_EXCERPT TO READ_
The primary function of the Medical College Admissions Test (MCAT) is to determine how a prospective medical student will perform in medical school. In that way, it doesn’t differ significantly from standardized tests, such as the American College Test (ACT) and Scholastic Assessment Test (SAT), that high school students take as part of their college admission portfolio.
The MCAT, however, is a totally different animal than any other exam a student has taken to date.
“While the SAT and ACT exams test the reading, writing, and quantitative skills that students need for success in undergraduate education, the MCAT exam tests the natural, behavioral, and social sciences knowledge and analysis skills that students need for success in medical school,” said Karen Mitchell, PhD, senior director of admissions testing service for the Association of American Medical Colleges (AAMC).
Petros Minasi, senior director of pre-health programs at Kaplan Test Prep, offered further insight on how the MCAT differs from other standardized tests. Having begun his career at Kaplan working on SAT prep, Minasi was able to offer unique insight. Here’s a look at the ways in which he felt the exam stood alone in its rigors.
It’s a marathon
With a total exam day test time of seven hours and 30 minutes, the MCAT is more than twice as long as the ACT or SAT. That doesn’t even factor in the prep. Students spend on average about 240 hours preparing for the exam, according to the AAMC. That number dwarfs even the more ambitious college-entrance exam prep schedules.
Minasi recommends that students spend 300-plus hours of prep time and spread it out over three to five months.
“Since so much of the content in the science portions is sequential, you have to learn one thing before you learn the next thing,” he said. “You can’t just turn around and say tomorrow I’m going to over this topic, when there’s 15 topics that you have needed to cover before going over that one topic.”
Exam format
The MCAT section breakdown looks like this: biological and biochemical foundations of living systems; chemical and physical foundations of biological systems; psychological, social, and biological foundations of behavior; and critical analysis and reasoning skills. The first three of those sections are largely passage-based, meaning students have to understand the context surrounding a question in addition to recalling content they have learned in their preparation.
“On the test itself, because these are of varying difficulty, you might have a question that is super short but requires three or four steps to get to the answer,” Minasi said. “You may have another question that appears to be longer, but it’s actually a simple answer. The skill of triage really comes into play for MCAT test takers where you say, ‘I’m going to come back to that question,’ but let me go get those easy ones first.”

_LISTED RECORDS_
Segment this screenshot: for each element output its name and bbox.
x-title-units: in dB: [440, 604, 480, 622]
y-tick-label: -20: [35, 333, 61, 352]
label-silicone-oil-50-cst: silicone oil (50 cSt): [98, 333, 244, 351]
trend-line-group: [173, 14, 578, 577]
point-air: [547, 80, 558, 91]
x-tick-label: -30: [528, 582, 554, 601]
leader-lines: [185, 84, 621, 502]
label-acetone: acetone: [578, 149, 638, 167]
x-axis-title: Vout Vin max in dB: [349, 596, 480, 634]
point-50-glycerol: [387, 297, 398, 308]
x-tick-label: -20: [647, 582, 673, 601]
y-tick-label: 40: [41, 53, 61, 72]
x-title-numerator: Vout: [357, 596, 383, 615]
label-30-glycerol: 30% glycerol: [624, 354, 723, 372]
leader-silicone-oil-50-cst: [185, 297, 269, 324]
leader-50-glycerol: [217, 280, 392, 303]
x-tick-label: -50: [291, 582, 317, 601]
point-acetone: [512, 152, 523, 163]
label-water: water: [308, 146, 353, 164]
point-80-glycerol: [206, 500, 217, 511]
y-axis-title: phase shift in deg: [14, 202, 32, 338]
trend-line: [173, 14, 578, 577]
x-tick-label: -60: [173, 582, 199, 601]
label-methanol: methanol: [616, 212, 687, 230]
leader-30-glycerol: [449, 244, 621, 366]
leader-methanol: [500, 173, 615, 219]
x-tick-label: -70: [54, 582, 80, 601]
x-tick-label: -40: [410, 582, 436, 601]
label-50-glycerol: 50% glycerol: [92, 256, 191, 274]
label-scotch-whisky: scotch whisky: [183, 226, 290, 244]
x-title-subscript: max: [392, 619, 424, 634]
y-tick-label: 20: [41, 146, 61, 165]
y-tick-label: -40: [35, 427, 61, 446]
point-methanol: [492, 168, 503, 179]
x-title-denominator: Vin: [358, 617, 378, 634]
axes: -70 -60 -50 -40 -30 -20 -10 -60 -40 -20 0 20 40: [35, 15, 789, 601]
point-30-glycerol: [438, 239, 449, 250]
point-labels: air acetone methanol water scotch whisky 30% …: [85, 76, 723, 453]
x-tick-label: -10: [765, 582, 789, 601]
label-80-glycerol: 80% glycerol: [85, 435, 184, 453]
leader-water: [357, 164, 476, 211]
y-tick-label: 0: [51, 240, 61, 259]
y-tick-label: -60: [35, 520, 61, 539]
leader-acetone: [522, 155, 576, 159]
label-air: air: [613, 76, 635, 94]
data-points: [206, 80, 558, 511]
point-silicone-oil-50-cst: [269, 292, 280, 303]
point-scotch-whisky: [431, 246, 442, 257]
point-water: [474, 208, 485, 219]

_WORK REQUEST 1_
From the MCAT article above the lines, output the passage that begins at the words "Exam format" and stops after "in their preparation.", copied word for word.
_WORK REQUEST 2_
Please pick up the MCAT article where its last paragraph ends and continue it.

_EXERCISE ANSWER 1_
Exam format
The MCAT section breakdown looks like this: biological and biochemical foundations of living systems; chemical and physical foundations of biological systems; psychological, social, and biological foundations of behavior; and critical analysis and reasoning skills. The first three of those sections are largely passage-based, meaning students have to understand the context surrounding a question in addition to recalling content they have learned in their preparation.

_EXERCISE ANSWER 2_
Required knowledge
The MCAT is a content-based exam, meaning that test-takers are expected to know specific bodies of information prior to taking it. That is largely different from college admissions exams, which generally test concepts students learn throughout their scholastic careers. And then there is the vast amount of content one’s expected to master for the MCAT.
“It’s a year’s worth of organic chemistry, a year’s worth of general chemistry, a year’s worth of physics, a year’s worth of general biology, a semester's worth of upper division biochemistry, and topics from introductory psychology and sociology—there’s simply a lot of content that’s coming into play, and the big mistake is students think it’s the exact same skill,” Minasi said.
If students think that because they did well on the college-admissions testing that they will “breeze through the MCAT,” then that means “there’s much more that they need to be focusing on,” he added.
The medium is different
The MCAT is a computer-based exam. Even though most students are very fluent with technology, that does mean there is one more thing they need to strategize for.
“We’re not used to taking tests on computers for the most part,” Minasi said. “It’s a very different testing experience.
“It’s an additional set of skills to know how to leverage the digital format to their advantage. You can’t cross something out with your pencil. You have your scratch paper and there are highlighting functions a student can use. It’s an additional layer of thinking and preparation they need to account for.”